- [AIM OF THE TASK]: Omit the pictures from the entries below and retype everything else exactly.
============
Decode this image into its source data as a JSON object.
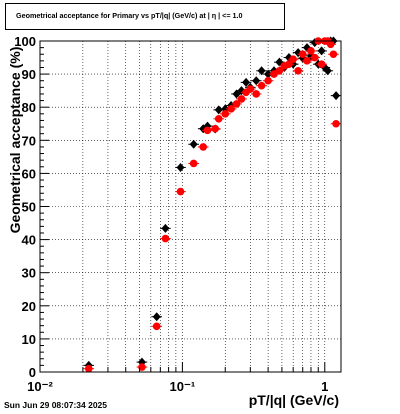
{
  "chart_data": {
    "type": "scatter",
    "title": "Geometrical acceptance for Primary vs pT/|q| (GeV/c) at |  η  | <= 1.0",
    "xlabel": "pT/|q| (GeV/c)",
    "ylabel": "Geometrical acceptance (%)",
    "xscale": "log",
    "xlim": [
      0.01,
      1.3
    ],
    "ylim": [
      0,
      100
    ],
    "grid": true,
    "x_tick_labels": [
      "10⁻²",
      "10⁻¹",
      "1"
    ],
    "y_tick_labels": [
      "0",
      "10",
      "20",
      "30",
      "40",
      "50",
      "60",
      "70",
      "80",
      "90",
      "100"
    ],
    "series": [
      {
        "color": "#000000",
        "marker": "diamond",
        "x": [
          0.022,
          0.052,
          0.066,
          0.076,
          0.097,
          0.12,
          0.14,
          0.15,
          0.17,
          0.18,
          0.2,
          0.22,
          0.24,
          0.26,
          0.28,
          0.3,
          0.33,
          0.36,
          0.4,
          0.44,
          0.48,
          0.52,
          0.56,
          0.6,
          0.65,
          0.7,
          0.75,
          0.8,
          0.85,
          0.9,
          0.95,
          1.0,
          1.05,
          1.1,
          1.15,
          1.2
        ],
        "y": [
          2,
          3,
          16.7,
          43.4,
          61.8,
          68.8,
          73.5,
          74.3,
          73.4,
          79.2,
          79.5,
          80.5,
          84,
          85,
          87.5,
          86,
          88,
          91,
          90,
          91,
          93.6,
          92,
          95,
          93,
          96.5,
          94.8,
          98,
          95.5,
          99.5,
          93,
          97,
          92,
          91,
          100,
          100,
          83.5
        ]
      },
      {
        "color": "#ff0000",
        "marker": "circle",
        "x": [
          0.022,
          0.052,
          0.066,
          0.076,
          0.097,
          0.12,
          0.14,
          0.15,
          0.17,
          0.18,
          0.2,
          0.22,
          0.24,
          0.26,
          0.28,
          0.3,
          0.33,
          0.36,
          0.4,
          0.44,
          0.48,
          0.52,
          0.56,
          0.6,
          0.65,
          0.7,
          0.75,
          0.8,
          0.85,
          0.9,
          0.95,
          1.0,
          1.05,
          1.1,
          1.15,
          1.2
        ],
        "y": [
          1,
          1.5,
          13.8,
          40.3,
          54.5,
          63,
          68,
          73,
          73.5,
          76.5,
          78,
          79.5,
          81,
          82.5,
          84.5,
          85.5,
          84,
          86.5,
          88,
          90,
          91,
          92.5,
          93,
          94.5,
          91,
          96,
          94,
          97,
          95,
          100,
          93,
          100,
          100,
          99,
          96,
          75
        ]
      }
    ]
  },
  "footer": {
    "timestamp": "Sun Jun 29 08:07:34 2025"
  }
}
============
- [SOLUTION FOR THIS TASK]:
Decode this image into its source data as a JSON object.
{
  "chart_data": {
    "type": "scatter",
    "title": "Geometrical acceptance for Primary vs pT/|q| (GeV/c) at |  η  | <= 1.0",
    "xlabel": "pT/|q| (GeV/c)",
    "ylabel": "Geometrical acceptance (%)",
    "xscale": "log",
    "xlim": [
      0.01,
      1.3
    ],
    "ylim": [
      0,
      100
    ],
    "grid": true,
    "x_tick_labels": [
      "10⁻²",
      "10⁻¹",
      "1"
    ],
    "y_tick_labels": [
      "0",
      "10",
      "20",
      "30",
      "40",
      "50",
      "60",
      "70",
      "80",
      "90",
      "100"
    ],
    "series": [
      {
        "color": "#000000",
        "marker": "diamond",
        "x": [
          0.022,
          0.052,
          0.066,
          0.076,
          0.097,
          0.12,
          0.14,
          0.15,
          0.17,
          0.18,
          0.2,
          0.22,
          0.24,
          0.26,
          0.28,
          0.3,
          0.33,
          0.36,
          0.4,
          0.44,
          0.48,
          0.52,
          0.56,
          0.6,
          0.65,
          0.7,
          0.75,
          0.8,
          0.85,
          0.9,
          0.95,
          1.0,
          1.05,
          1.1,
          1.15,
          1.2
        ],
        "y": [
          2,
          3,
          16.7,
          43.4,
          61.8,
          68.8,
          73.5,
          74.3,
          73.4,
          79.2,
          79.5,
          80.5,
          84,
          85,
          87.5,
          86,
          88,
          91,
          90,
          91,
          93.6,
          92,
          95,
          93,
          96.5,
          94.8,
          98,
          95.5,
          99.5,
          93,
          97,
          92,
          91,
          100,
          100,
          83.5
        ]
      },
      {
        "color": "#ff0000",
        "marker": "circle",
        "x": [
          0.022,
          0.052,
          0.066,
          0.076,
          0.097,
          0.12,
          0.14,
          0.15,
          0.17,
          0.18,
          0.2,
          0.22,
          0.24,
          0.26,
          0.28,
          0.3,
          0.33,
          0.36,
          0.4,
          0.44,
          0.48,
          0.52,
          0.56,
          0.6,
          0.65,
          0.7,
          0.75,
          0.8,
          0.85,
          0.9,
          0.95,
          1.0,
          1.05,
          1.1,
          1.15,
          1.2
        ],
        "y": [
          1,
          1.5,
          13.8,
          40.3,
          54.5,
          63,
          68,
          73,
          73.5,
          76.5,
          78,
          79.5,
          81,
          82.5,
          84.5,
          85.5,
          84,
          86.5,
          88,
          90,
          91,
          92.5,
          93,
          94.5,
          91,
          96,
          94,
          97,
          95,
          100,
          93,
          100,
          100,
          99,
          96,
          75
        ]
      }
    ]
  },
  "footer": {
    "timestamp": "Sun Jun 29 08:07:34 2025"
  }
}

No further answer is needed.